Objective:
Please copy every line of the listing below exactly, leaving out the pictures.

Items from a data source
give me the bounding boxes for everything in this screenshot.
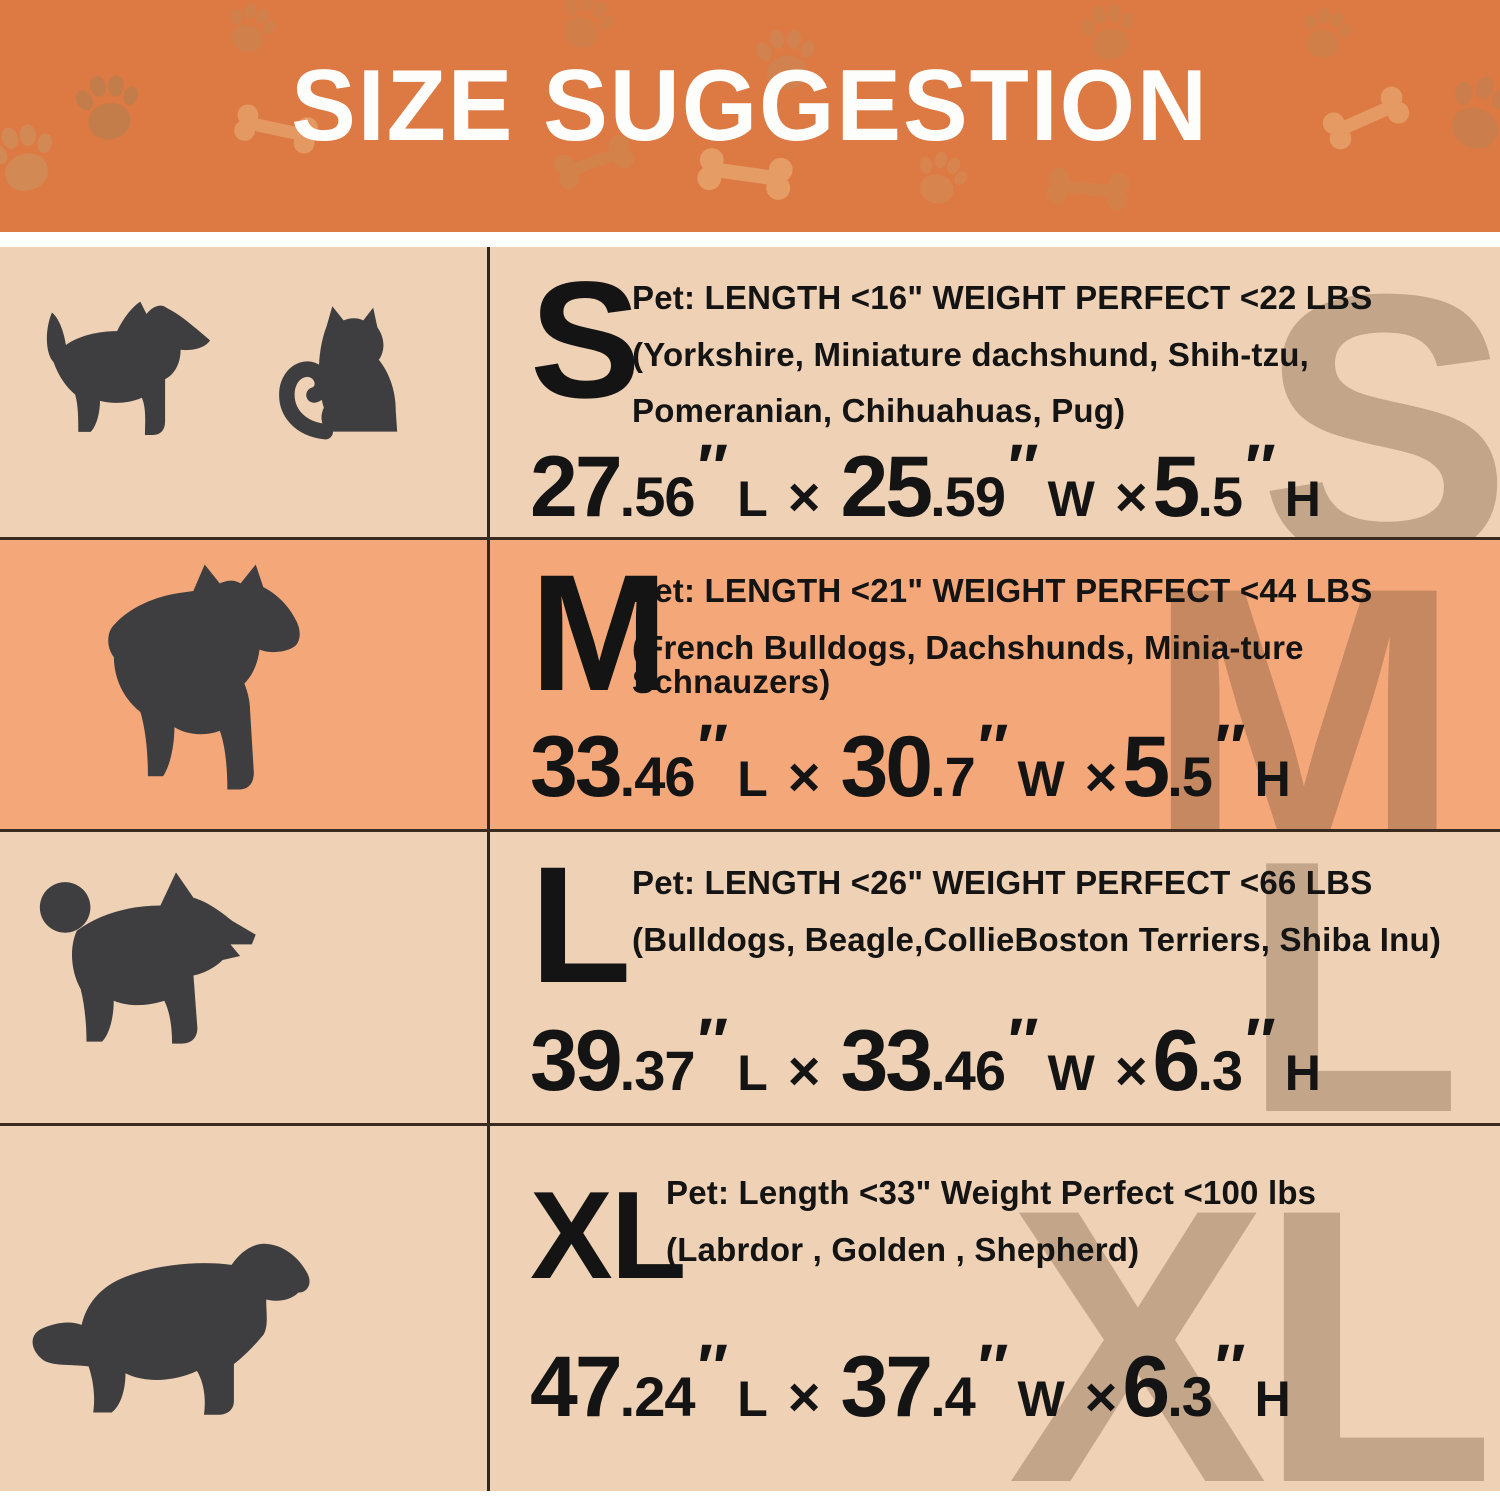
shiba-inu-icon	[34, 860, 316, 1056]
header-divider	[0, 232, 1500, 247]
pet-spec-line: Pet: LENGTH <16" WEIGHT PERFECT <22 LBS	[632, 279, 1373, 316]
size-letter: XL	[530, 1167, 686, 1305]
animal-cell-m	[0, 540, 490, 829]
dimension-height: 6.3 ″ H	[1152, 1005, 1321, 1109]
dimensions-line: 39.37 ″ L × 33.46 ″ W × 6.3 ″ H	[530, 1005, 1482, 1123]
bone-icon	[1038, 163, 1138, 215]
inch-mark: ″	[1007, 1005, 1039, 1078]
breed-line: (Bulldogs, Beagle,CollieBoston Terriers,…	[632, 920, 1442, 958]
info-cell-l: L L Pet: LENGTH <26" WEIGHT PERFECT <66 …	[490, 832, 1500, 1123]
inch-mark: ″	[697, 1331, 729, 1404]
pet-spec-line: Pet: LENGTH <26" WEIGHT PERFECT <66 LBS	[632, 864, 1373, 901]
inch-mark: ″	[1245, 431, 1276, 504]
dimension-width: 30.7 ″ W	[840, 711, 1065, 815]
dimension-height: 6.3 ″ H	[1122, 1331, 1291, 1435]
pet-spec-line: Pet: Length <33" Weight Perfect <100 lbs	[666, 1174, 1317, 1211]
size-row-xl: XL XL Pet: Length <33" Weight Perfect <1…	[0, 1123, 1500, 1491]
inch-mark: ″	[1214, 711, 1246, 784]
dimensions-line: 47.24 ″ L × 37.4 ″ W × 6.3 ″ H	[530, 1331, 1482, 1491]
dimension-length: 27.56 ″ L	[530, 431, 768, 535]
size-letter: L	[530, 833, 631, 1018]
animal-cell-s	[0, 247, 490, 537]
size-row-m: M M Pet: LENGTH <21" WEIGHT PERFECT <44 …	[0, 537, 1500, 829]
size-row-s: S S Pet: LENGTH <16" WEIGHT PERFECT <22 …	[0, 247, 1500, 537]
multiply-sign: ×	[1084, 1365, 1118, 1428]
size-letter: S	[530, 248, 641, 433]
dimension-width: 37.4 ″ W	[840, 1331, 1065, 1435]
multiply-sign: ×	[1114, 1039, 1148, 1102]
terrier-dog-icon	[30, 297, 232, 452]
inch-mark: ″	[1007, 431, 1039, 504]
dimension-width: 33.46 ″ W	[840, 1005, 1095, 1109]
inch-mark: ″	[1214, 1331, 1246, 1404]
size-letter: M	[530, 541, 668, 726]
inch-mark: ″	[697, 1005, 729, 1078]
multiply-sign: ×	[787, 1365, 821, 1428]
info-cell-xl: XL XL Pet: Length <33" Weight Perfect <1…	[490, 1126, 1500, 1491]
dimension-length: 33.46 ″ L	[530, 711, 768, 815]
dimension-height: 5.5 ″ H	[1122, 711, 1291, 815]
multiply-sign: ×	[1114, 464, 1148, 528]
breed-line: (French Bulldogs, Dachshunds, Minia-ture…	[632, 628, 1304, 701]
dimension-height: 5.5 ″ H	[1152, 431, 1321, 535]
dimension-length: 47.24 ″ L	[530, 1331, 768, 1435]
inch-mark: ″	[1245, 1005, 1276, 1078]
cat-icon	[272, 302, 418, 450]
inch-mark: ″	[697, 711, 729, 784]
multiply-sign: ×	[1084, 745, 1118, 808]
dimensions-line: 27.56 ″ L × 25.59 ″ W × 5.5 ″ H	[530, 431, 1482, 537]
breed-line: Pomeranian, Chihuahuas, Pug)	[632, 392, 1126, 430]
multiply-sign: ×	[787, 464, 821, 528]
inch-mark: ″	[977, 711, 1009, 784]
inch-mark: ″	[697, 431, 729, 504]
golden-retriever-icon	[24, 1230, 370, 1422]
multiply-sign: ×	[787, 1039, 821, 1102]
animal-cell-xl	[0, 1126, 490, 1491]
size-row-l: L L Pet: LENGTH <26" WEIGHT PERFECT <66 …	[0, 829, 1500, 1123]
breed-line: (Yorkshire, Miniature dachshund, Shih-tz…	[632, 335, 1310, 373]
dimension-length: 39.37 ″ L	[530, 1005, 768, 1109]
info-cell-m: M M Pet: LENGTH <21" WEIGHT PERFECT <44 …	[490, 540, 1500, 829]
multiply-sign: ×	[787, 745, 821, 808]
french-bulldog-icon	[95, 558, 303, 796]
dimensions-line: 33.46 ″ L × 30.7 ″ W × 5.5 ″ H	[530, 711, 1482, 829]
info-cell-s: S S Pet: LENGTH <16" WEIGHT PERFECT <22 …	[490, 247, 1500, 537]
header-banner: SIZE SUGGESTION	[0, 0, 1500, 232]
page-title: SIZE SUGGESTION	[291, 50, 1209, 162]
breed-line: (Labrdor , Golden , Shepherd)	[666, 1230, 1140, 1268]
inch-mark: ″	[977, 1331, 1009, 1404]
dimension-width: 25.59 ″ W	[840, 431, 1095, 535]
pet-spec-line: Pet: LENGTH <21" WEIGHT PERFECT <44 LBS	[632, 572, 1373, 609]
animal-cell-l	[0, 832, 490, 1123]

Expected answer:
give me the bounding boxes for everything in this screenshot.
shiba-inu-icon	[34, 860, 316, 1056]
header-divider	[0, 232, 1500, 247]
pet-spec-line: Pet: LENGTH <16" WEIGHT PERFECT <22 LBS	[632, 279, 1373, 316]
size-letter: XL	[530, 1167, 686, 1305]
animal-cell-m	[0, 540, 490, 829]
dimension-height: 6.3 ″ H	[1152, 1005, 1321, 1109]
dimensions-line: 39.37 ″ L × 33.46 ″ W × 6.3 ″ H	[530, 1005, 1482, 1123]
bone-icon	[1038, 163, 1138, 215]
inch-mark: ″	[1007, 1005, 1039, 1078]
breed-line: (Bulldogs, Beagle,CollieBoston Terriers,…	[632, 920, 1442, 958]
info-cell-l: L L Pet: LENGTH <26" WEIGHT PERFECT <66 …	[490, 832, 1500, 1123]
inch-mark: ″	[697, 1331, 729, 1404]
pet-spec-line: Pet: LENGTH <26" WEIGHT PERFECT <66 LBS	[632, 864, 1373, 901]
inch-mark: ″	[1245, 431, 1276, 504]
dimension-width: 30.7 ″ W	[840, 711, 1065, 815]
dimension-height: 6.3 ″ H	[1122, 1331, 1291, 1435]
pet-spec-line: Pet: Length <33" Weight Perfect <100 lbs	[666, 1174, 1317, 1211]
size-row-xl: XL XL Pet: Length <33" Weight Perfect <1…	[0, 1123, 1500, 1491]
inch-mark: ″	[1214, 711, 1246, 784]
dimensions-line: 47.24 ″ L × 37.4 ″ W × 6.3 ″ H	[530, 1331, 1482, 1491]
dimension-length: 27.56 ″ L	[530, 431, 768, 535]
size-letter: L	[530, 833, 631, 1018]
animal-cell-s	[0, 247, 490, 537]
size-row-m: M M Pet: LENGTH <21" WEIGHT PERFECT <44 …	[0, 537, 1500, 829]
size-row-s: S S Pet: LENGTH <16" WEIGHT PERFECT <22 …	[0, 247, 1500, 537]
multiply-sign: ×	[1084, 1365, 1118, 1428]
size-letter: S	[530, 248, 641, 433]
dimension-width: 37.4 ″ W	[840, 1331, 1065, 1435]
multiply-sign: ×	[1114, 1039, 1148, 1102]
terrier-dog-icon	[30, 297, 232, 452]
inch-mark: ″	[1007, 431, 1039, 504]
dimension-width: 33.46 ″ W	[840, 1005, 1095, 1109]
inch-mark: ″	[1214, 1331, 1246, 1404]
size-letter: M	[530, 541, 668, 726]
inch-mark: ″	[697, 1005, 729, 1078]
multiply-sign: ×	[787, 1365, 821, 1428]
info-cell-xl: XL XL Pet: Length <33" Weight Perfect <1…	[490, 1126, 1500, 1491]
dimension-length: 33.46 ″ L	[530, 711, 768, 815]
dimension-height: 5.5 ″ H	[1122, 711, 1291, 815]
multiply-sign: ×	[1114, 464, 1148, 528]
breed-line: (French Bulldogs, Dachshunds, Minia-ture…	[632, 628, 1304, 701]
dimension-height: 5.5 ″ H	[1152, 431, 1321, 535]
dimension-length: 47.24 ″ L	[530, 1331, 768, 1435]
inch-mark: ″	[1245, 1005, 1276, 1078]
cat-icon	[272, 302, 418, 450]
inch-mark: ″	[697, 711, 729, 784]
multiply-sign: ×	[1084, 745, 1118, 808]
dimensions-line: 27.56 ″ L × 25.59 ″ W × 5.5 ″ H	[530, 431, 1482, 537]
breed-line: Pomeranian, Chihuahuas, Pug)	[632, 392, 1126, 430]
multiply-sign: ×	[787, 464, 821, 528]
inch-mark: ″	[977, 711, 1009, 784]
inch-mark: ″	[697, 431, 729, 504]
golden-retriever-icon	[24, 1230, 370, 1422]
multiply-sign: ×	[787, 1039, 821, 1102]
animal-cell-xl	[0, 1126, 490, 1491]
size-row-l: L L Pet: LENGTH <26" WEIGHT PERFECT <66 …	[0, 829, 1500, 1123]
breed-line: (Yorkshire, Miniature dachshund, Shih-tz…	[632, 335, 1310, 373]
dimension-length: 39.37 ″ L	[530, 1005, 768, 1109]
info-cell-m: M M Pet: LENGTH <21" WEIGHT PERFECT <44 …	[490, 540, 1500, 829]
multiply-sign: ×	[787, 745, 821, 808]
french-bulldog-icon	[95, 558, 303, 796]
dimensions-line: 33.46 ″ L × 30.7 ″ W × 5.5 ″ H	[530, 711, 1482, 829]
info-cell-s: S S Pet: LENGTH <16" WEIGHT PERFECT <22 …	[490, 247, 1500, 537]
header-banner: SIZE SUGGESTION	[0, 0, 1500, 232]
page-title: SIZE SUGGESTION	[291, 50, 1209, 162]
breed-line: (Labrdor , Golden , Shepherd)	[666, 1230, 1140, 1268]
inch-mark: ″	[977, 1331, 1009, 1404]
dimension-width: 25.59 ″ W	[840, 431, 1095, 535]
pet-spec-line: Pet: LENGTH <21" WEIGHT PERFECT <44 LBS	[632, 572, 1373, 609]
animal-cell-l	[0, 832, 490, 1123]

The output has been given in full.